▶ Exercise
Copy every line of the data in which the word "Decreased" occurs.

(Figure record listings)
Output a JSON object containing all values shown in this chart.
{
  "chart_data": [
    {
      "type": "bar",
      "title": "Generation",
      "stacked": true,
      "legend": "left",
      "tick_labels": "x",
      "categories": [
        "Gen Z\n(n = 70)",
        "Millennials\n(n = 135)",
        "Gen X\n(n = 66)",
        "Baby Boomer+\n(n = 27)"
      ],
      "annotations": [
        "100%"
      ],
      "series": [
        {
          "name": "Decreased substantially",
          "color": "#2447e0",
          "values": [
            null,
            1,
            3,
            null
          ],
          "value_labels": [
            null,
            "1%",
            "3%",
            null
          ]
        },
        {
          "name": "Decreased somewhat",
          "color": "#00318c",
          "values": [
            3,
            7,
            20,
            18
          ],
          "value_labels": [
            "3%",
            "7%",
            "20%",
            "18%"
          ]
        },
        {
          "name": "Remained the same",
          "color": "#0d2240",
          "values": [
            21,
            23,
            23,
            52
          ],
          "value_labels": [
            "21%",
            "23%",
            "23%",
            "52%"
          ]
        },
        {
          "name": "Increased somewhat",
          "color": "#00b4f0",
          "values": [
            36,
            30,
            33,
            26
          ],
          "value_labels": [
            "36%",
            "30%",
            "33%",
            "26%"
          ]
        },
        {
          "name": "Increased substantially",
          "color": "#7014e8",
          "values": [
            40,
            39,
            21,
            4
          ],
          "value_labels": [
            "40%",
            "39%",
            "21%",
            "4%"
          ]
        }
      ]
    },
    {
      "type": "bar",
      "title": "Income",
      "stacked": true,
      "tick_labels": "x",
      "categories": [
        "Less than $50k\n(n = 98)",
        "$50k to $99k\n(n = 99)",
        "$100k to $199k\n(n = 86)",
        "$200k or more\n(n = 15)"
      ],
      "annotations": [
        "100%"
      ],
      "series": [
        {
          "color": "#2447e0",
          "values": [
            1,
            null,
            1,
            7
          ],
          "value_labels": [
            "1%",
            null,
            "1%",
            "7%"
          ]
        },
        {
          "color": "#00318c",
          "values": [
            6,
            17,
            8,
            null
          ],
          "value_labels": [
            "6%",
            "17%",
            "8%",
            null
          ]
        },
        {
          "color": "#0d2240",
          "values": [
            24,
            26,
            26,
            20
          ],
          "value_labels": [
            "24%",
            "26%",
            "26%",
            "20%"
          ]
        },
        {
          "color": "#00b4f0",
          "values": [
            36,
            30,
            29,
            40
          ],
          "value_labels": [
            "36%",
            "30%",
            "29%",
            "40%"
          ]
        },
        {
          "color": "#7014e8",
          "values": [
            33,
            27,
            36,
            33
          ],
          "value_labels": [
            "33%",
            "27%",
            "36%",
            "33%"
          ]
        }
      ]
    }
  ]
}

▶ Final result
          "name": "Decreased substantially",
          "name": "Decreased somewhat",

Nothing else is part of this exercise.